**** Exercise data

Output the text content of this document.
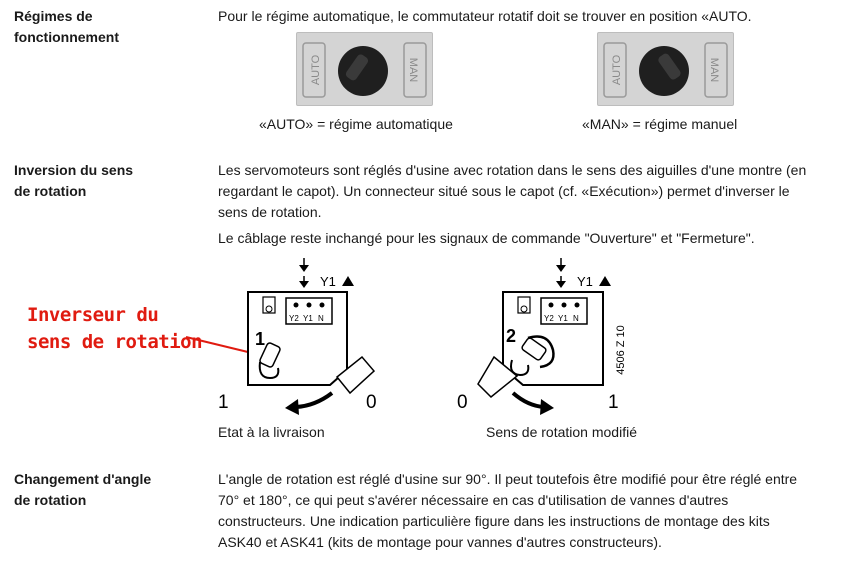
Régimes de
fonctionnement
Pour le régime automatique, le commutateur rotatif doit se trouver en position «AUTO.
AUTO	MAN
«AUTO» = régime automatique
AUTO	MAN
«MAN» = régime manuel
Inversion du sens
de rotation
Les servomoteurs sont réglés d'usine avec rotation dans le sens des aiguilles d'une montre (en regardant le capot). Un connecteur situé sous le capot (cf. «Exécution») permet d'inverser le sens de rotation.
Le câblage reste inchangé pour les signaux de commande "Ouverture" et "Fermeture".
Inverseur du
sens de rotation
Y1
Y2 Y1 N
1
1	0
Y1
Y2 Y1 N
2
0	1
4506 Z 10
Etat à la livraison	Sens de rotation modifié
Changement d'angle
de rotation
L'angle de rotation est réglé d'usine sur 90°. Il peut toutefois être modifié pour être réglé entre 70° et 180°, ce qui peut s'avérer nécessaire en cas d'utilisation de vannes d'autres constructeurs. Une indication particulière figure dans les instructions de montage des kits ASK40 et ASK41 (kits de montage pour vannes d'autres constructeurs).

********

### What you have to do
From the data above, copy out every line with the string "usine" in it.

### Answer to the exercise
Les servomoteurs sont réglés d'usine avec rotation dans le sens des aiguilles d'une montre (en regardant le capot). Un connecteur situé sous le capot (cf. «Exécution») permet d'inverser le sens de rotation.
L'angle de rotation est réglé d'usine sur 90°. Il peut toutefois être modifié pour être réglé entre 70° et 180°, ce qui peut s'avérer nécessaire en cas d'utilisation de vannes d'autres constructeurs. Une indication particulière figure dans les instructions de montage des kits ASK40 et ASK41 (kits de montage pour vannes d'autres constructeurs).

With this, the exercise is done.